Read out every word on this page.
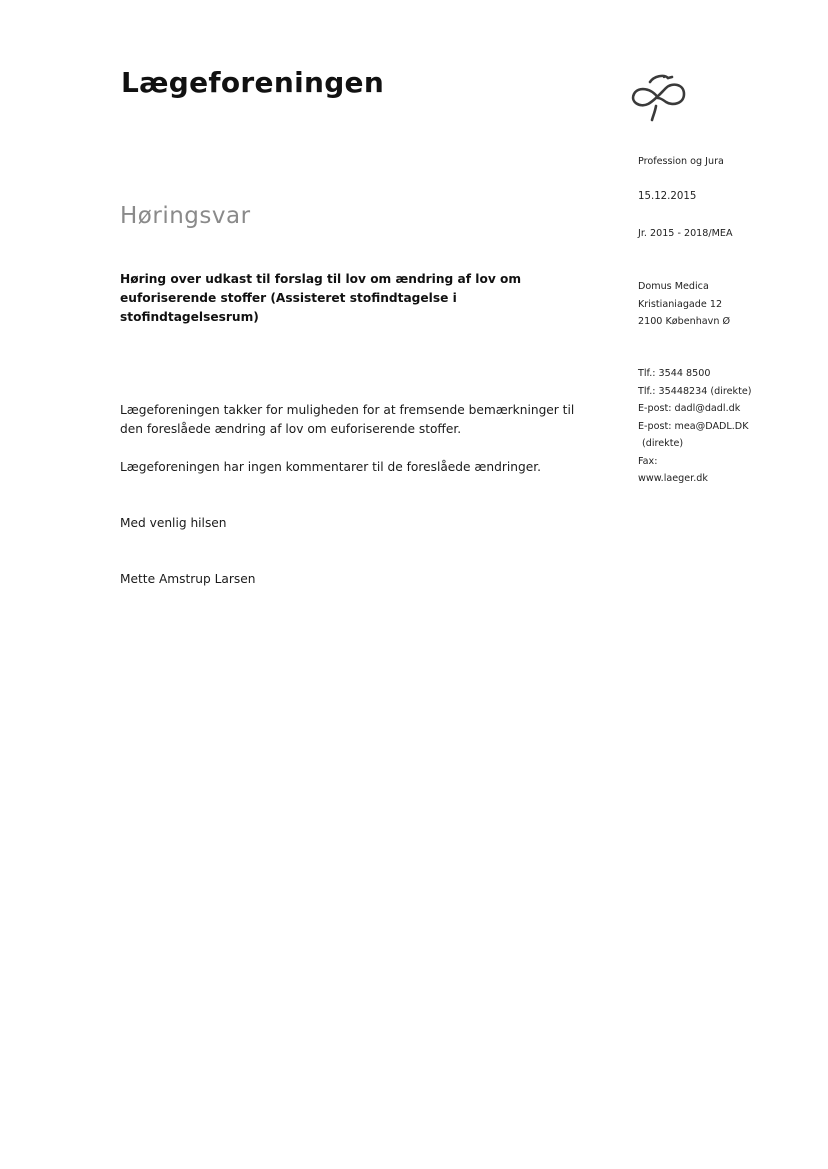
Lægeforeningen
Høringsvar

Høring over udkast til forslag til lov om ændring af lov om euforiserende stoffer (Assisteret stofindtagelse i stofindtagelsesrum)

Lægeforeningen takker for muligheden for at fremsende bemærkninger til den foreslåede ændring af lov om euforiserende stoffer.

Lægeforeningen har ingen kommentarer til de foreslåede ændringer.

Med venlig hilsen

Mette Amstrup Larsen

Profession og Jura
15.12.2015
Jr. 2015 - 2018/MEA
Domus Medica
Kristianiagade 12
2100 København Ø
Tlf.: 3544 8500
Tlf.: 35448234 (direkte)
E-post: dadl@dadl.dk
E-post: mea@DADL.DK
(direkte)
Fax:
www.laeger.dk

__________

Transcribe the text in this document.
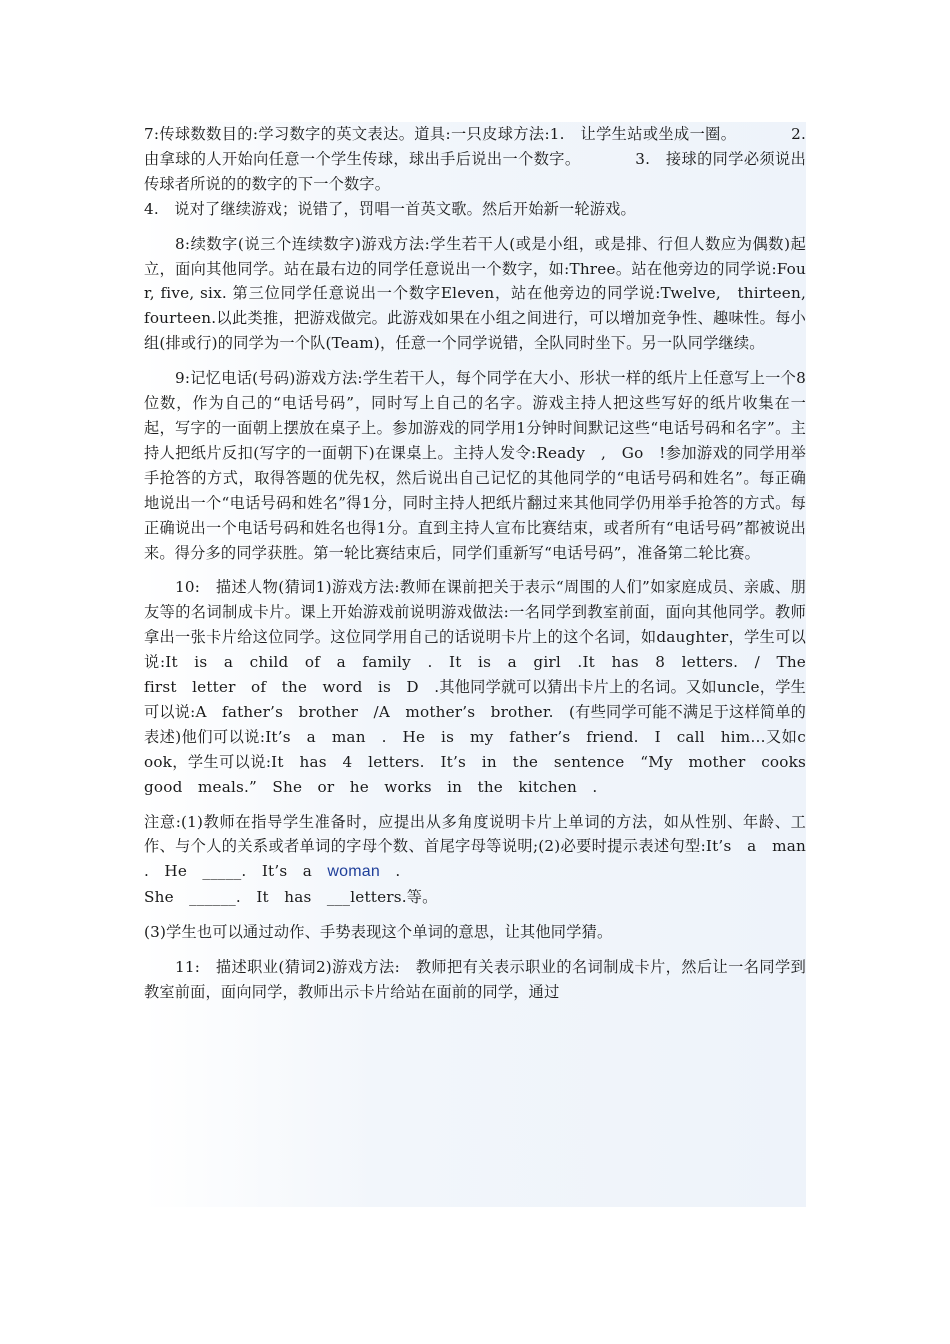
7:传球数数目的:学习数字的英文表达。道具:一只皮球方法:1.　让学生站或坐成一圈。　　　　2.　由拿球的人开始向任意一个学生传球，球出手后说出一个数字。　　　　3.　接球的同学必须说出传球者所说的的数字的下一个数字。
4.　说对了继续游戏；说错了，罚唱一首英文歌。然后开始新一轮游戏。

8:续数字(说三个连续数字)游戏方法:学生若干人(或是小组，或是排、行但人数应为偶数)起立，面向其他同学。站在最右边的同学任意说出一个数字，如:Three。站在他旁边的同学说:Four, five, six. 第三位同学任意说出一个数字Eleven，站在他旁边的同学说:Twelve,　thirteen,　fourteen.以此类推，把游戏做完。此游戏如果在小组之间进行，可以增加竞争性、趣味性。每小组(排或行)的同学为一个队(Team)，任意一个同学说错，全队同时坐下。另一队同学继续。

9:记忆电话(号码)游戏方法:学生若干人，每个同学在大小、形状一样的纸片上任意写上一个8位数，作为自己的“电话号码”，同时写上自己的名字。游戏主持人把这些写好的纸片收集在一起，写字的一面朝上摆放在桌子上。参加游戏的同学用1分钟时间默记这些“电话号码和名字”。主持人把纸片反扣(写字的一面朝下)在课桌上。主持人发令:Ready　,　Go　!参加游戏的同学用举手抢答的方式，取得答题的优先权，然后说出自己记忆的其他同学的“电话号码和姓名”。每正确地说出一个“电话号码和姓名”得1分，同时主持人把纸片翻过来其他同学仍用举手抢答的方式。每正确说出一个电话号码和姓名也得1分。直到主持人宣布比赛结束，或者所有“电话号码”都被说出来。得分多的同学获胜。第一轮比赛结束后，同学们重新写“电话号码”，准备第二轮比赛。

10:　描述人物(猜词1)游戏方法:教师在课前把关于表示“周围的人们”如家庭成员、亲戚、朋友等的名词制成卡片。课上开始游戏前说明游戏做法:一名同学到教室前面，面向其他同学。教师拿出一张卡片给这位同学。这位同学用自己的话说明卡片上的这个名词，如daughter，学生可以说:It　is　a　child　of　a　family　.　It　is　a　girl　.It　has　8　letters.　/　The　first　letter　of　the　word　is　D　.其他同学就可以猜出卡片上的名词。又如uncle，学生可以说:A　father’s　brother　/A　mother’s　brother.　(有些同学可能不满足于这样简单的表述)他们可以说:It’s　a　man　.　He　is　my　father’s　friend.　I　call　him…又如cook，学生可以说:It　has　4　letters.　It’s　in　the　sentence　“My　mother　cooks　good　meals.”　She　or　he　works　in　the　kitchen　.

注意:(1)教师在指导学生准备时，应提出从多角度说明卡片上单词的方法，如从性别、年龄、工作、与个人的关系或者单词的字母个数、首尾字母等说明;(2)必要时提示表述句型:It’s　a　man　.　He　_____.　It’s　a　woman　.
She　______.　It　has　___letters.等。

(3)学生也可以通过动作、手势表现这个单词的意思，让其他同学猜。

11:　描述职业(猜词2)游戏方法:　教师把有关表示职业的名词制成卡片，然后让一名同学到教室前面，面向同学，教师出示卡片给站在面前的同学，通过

__________

Examine the records and report how many lines contain the string "foreslåede". Only the number should be given.

2